(Entries taken from a collection)
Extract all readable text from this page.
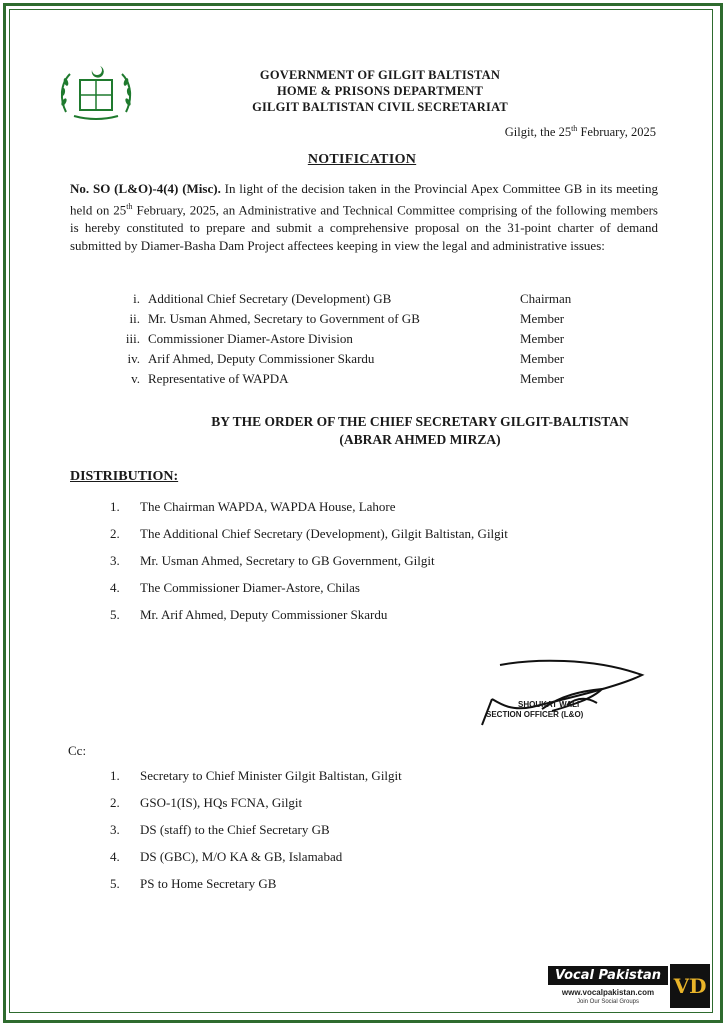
GOVERNMENT OF GILGIT BALTISTAN
HOME & PRISONS DEPARTMENT
GILGIT BALTISTAN CIVIL SECRETARIAT
Gilgit, the 25th February, 2025
NOTIFICATION
No. SO (L&O)-4(4) (Misc). In light of the decision taken in the Provincial Apex Committee GB in its meeting held on 25th February, 2025, an Administrative and Technical Committee comprising of the following members is hereby constituted to prepare and submit a comprehensive proposal on the 31-point charter of demand submitted by Diamer-Basha Dam Project affectees keeping in view the legal and administrative issues:
i. Additional Chief Secretary (Development) GB	Chairman
ii. Mr. Usman Ahmed, Secretary to Government of GB	Member
iii. Commissioner Diamer-Astore Division	Member
iv. Arif Ahmed, Deputy Commissioner Skardu	Member
v. Representative of WAPDA	Member
BY THE ORDER OF THE CHIEF SECRETARY GILGIT-BALTISTAN
(ABRAR AHMED MIRZA)
DISTRIBUTION:
1. The Chairman WAPDA, WAPDA House, Lahore
2. The Additional Chief Secretary (Development), Gilgit Baltistan, Gilgit
3. Mr. Usman Ahmed, Secretary to GB Government, Gilgit
4. The Commissioner Diamer-Astore, Chilas
5. Mr. Arif Ahmed, Deputy Commissioner Skardu
SHOUKAT WALI
SECTION OFFICER (L&O)
Cc:
1. Secretary to Chief Minister Gilgit Baltistan, Gilgit
2. GSO-1(IS), HQs FCNA, Gilgit
3. DS (staff) to the Chief Secretary GB
4. DS (GBC), M/O KA & GB, Islamabad
5. PS to Home Secretary GB
Vocal Pakistan
www.vocalpakistan.com
Join Our Social Groups
VD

» INSTRUCTION: Every line should be retyped exactly, with the pictures omitted.

» RESPONSE:
Extract all readable text from this page.
GOVERNMENT OF GILGIT BALTISTAN
HOME & PRISONS DEPARTMENT
GILGIT BALTISTAN CIVIL SECRETARIAT
Gilgit, the 25th February, 2025
NOTIFICATION
No. SO (L&O)-4(4) (Misc). In light of the decision taken in the Provincial Apex Committee GB in its meeting held on 25th February, 2025, an Administrative and Technical Committee comprising of the following members is hereby constituted to prepare and submit a comprehensive proposal on the 31-point charter of demand submitted by Diamer-Basha Dam Project affectees keeping in view the legal and administrative issues:
i. Additional Chief Secretary (Development) GB	Chairman
ii. Mr. Usman Ahmed, Secretary to Government of GB	Member
iii. Commissioner Diamer-Astore Division	Member
iv. Arif Ahmed, Deputy Commissioner Skardu	Member
v. Representative of WAPDA	Member
BY THE ORDER OF THE CHIEF SECRETARY GILGIT-BALTISTAN
(ABRAR AHMED MIRZA)
DISTRIBUTION:
1. The Chairman WAPDA, WAPDA House, Lahore
2. The Additional Chief Secretary (Development), Gilgit Baltistan, Gilgit
3. Mr. Usman Ahmed, Secretary to GB Government, Gilgit
4. The Commissioner Diamer-Astore, Chilas
5. Mr. Arif Ahmed, Deputy Commissioner Skardu
SHOUKAT WALI
SECTION OFFICER (L&O)
Cc:
1. Secretary to Chief Minister Gilgit Baltistan, Gilgit
2. GSO-1(IS), HQs FCNA, Gilgit
3. DS (staff) to the Chief Secretary GB
4. DS (GBC), M/O KA & GB, Islamabad
5. PS to Home Secretary GB
Vocal Pakistan
www.vocalpakistan.com
Join Our Social Groups
VD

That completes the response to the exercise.